# START OF DATA SUPPLIED

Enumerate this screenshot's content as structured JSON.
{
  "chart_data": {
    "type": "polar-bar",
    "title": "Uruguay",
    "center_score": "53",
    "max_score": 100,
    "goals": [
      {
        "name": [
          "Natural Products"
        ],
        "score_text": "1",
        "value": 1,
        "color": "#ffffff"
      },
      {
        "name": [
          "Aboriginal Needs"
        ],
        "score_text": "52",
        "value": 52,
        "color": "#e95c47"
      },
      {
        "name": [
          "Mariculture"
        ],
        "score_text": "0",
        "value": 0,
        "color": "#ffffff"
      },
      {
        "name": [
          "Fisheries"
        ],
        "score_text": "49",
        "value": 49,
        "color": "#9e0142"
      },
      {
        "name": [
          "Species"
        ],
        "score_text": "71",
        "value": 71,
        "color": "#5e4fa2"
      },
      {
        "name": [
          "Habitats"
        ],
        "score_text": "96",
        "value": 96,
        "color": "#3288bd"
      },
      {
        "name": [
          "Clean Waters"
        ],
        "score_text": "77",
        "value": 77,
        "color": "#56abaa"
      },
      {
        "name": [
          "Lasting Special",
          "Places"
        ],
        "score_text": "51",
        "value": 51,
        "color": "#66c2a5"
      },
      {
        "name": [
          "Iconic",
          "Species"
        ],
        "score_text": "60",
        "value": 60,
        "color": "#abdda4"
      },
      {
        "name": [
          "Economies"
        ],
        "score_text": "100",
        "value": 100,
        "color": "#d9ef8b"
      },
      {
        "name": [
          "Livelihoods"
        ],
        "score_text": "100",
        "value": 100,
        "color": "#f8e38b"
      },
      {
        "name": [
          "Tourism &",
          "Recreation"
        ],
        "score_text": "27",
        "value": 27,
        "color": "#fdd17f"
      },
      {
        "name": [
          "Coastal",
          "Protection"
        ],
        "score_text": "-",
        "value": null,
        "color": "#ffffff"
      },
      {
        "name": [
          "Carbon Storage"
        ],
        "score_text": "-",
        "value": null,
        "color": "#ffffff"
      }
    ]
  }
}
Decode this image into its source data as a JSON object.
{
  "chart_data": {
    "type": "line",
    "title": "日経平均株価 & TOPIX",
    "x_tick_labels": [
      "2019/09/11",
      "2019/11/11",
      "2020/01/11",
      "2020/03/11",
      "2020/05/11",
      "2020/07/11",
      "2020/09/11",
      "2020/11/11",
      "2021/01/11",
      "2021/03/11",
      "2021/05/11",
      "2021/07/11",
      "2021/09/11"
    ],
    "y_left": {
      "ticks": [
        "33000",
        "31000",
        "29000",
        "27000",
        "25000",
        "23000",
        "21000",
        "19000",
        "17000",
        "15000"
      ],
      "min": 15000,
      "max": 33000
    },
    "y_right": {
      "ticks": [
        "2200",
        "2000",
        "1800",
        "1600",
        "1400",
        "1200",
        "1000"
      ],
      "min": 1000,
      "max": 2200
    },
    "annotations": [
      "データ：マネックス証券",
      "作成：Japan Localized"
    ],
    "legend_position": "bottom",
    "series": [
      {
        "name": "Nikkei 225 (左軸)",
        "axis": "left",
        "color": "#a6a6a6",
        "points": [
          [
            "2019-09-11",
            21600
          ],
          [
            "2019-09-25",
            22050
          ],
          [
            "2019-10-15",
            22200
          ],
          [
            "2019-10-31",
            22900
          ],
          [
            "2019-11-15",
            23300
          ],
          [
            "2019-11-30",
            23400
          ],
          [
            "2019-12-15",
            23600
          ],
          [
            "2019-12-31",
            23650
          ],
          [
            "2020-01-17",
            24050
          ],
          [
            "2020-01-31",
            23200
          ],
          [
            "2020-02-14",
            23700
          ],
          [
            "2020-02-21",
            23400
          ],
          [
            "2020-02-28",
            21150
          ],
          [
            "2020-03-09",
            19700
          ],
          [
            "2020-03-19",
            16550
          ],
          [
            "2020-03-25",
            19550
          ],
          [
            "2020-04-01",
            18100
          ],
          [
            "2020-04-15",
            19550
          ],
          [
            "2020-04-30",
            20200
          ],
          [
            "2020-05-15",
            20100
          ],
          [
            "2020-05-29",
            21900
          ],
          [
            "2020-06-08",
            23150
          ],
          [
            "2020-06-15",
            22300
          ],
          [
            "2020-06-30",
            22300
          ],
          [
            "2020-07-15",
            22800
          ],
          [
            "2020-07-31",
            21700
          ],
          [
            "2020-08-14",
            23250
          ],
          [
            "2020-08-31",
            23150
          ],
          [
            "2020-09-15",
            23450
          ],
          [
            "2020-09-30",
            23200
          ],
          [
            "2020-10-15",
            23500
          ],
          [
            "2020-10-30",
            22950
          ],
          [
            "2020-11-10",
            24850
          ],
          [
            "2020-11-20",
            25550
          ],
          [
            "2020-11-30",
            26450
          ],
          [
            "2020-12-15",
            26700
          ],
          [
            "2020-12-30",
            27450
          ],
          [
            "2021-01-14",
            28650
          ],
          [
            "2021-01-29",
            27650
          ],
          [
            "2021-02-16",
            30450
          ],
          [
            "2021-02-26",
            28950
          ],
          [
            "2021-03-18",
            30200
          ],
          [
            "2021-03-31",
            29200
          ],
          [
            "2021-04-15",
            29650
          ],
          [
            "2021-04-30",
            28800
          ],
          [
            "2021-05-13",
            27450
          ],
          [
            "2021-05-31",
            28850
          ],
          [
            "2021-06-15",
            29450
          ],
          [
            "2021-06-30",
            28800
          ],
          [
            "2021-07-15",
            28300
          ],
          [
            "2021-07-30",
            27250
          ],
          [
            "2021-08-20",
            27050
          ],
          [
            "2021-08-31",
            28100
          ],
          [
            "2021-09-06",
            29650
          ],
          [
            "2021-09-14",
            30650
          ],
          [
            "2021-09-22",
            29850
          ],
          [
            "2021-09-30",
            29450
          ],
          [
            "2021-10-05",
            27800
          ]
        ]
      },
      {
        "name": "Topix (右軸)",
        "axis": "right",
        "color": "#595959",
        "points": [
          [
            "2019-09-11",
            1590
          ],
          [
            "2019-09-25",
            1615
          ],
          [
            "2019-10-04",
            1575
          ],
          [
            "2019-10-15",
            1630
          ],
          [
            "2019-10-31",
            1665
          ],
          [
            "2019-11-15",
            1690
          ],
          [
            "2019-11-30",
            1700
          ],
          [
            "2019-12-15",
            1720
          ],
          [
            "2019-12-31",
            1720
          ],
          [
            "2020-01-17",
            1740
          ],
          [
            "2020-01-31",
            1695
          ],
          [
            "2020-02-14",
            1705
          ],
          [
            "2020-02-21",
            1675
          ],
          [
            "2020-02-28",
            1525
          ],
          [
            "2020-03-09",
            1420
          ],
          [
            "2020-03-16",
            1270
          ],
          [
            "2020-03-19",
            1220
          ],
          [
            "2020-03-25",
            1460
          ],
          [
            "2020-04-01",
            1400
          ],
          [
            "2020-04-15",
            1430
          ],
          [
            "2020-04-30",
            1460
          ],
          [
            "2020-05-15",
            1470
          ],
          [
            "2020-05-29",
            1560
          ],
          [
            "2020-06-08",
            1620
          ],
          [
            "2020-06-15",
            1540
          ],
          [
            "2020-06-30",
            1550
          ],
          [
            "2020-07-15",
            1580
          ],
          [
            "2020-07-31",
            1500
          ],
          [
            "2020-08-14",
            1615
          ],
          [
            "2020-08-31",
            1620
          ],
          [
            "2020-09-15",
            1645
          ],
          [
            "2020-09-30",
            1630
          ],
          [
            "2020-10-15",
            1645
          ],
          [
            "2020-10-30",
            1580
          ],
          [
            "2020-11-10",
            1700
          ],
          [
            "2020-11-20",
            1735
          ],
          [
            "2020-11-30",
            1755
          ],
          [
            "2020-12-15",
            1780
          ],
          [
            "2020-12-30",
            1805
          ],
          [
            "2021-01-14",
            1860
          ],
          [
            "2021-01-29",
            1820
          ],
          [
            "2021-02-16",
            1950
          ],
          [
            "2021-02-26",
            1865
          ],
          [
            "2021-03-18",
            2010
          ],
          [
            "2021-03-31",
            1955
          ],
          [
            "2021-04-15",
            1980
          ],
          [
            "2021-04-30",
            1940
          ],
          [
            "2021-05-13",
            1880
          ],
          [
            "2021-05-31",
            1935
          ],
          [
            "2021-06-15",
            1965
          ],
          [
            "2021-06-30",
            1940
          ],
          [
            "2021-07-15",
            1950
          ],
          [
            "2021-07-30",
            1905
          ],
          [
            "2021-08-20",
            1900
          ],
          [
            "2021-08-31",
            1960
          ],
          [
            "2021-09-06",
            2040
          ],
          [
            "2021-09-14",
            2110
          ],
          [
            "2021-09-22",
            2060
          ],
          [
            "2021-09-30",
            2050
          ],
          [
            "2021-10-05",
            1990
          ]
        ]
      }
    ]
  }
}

# END OF DATA SUPPLIED

[EXERCISE PROMPT]
Go through the records and gather the lines that hold "JSON".

[EXERCISE ANSWER]
Enumerate this screenshot's content as structured JSON.
Decode this image into its source data as a JSON object.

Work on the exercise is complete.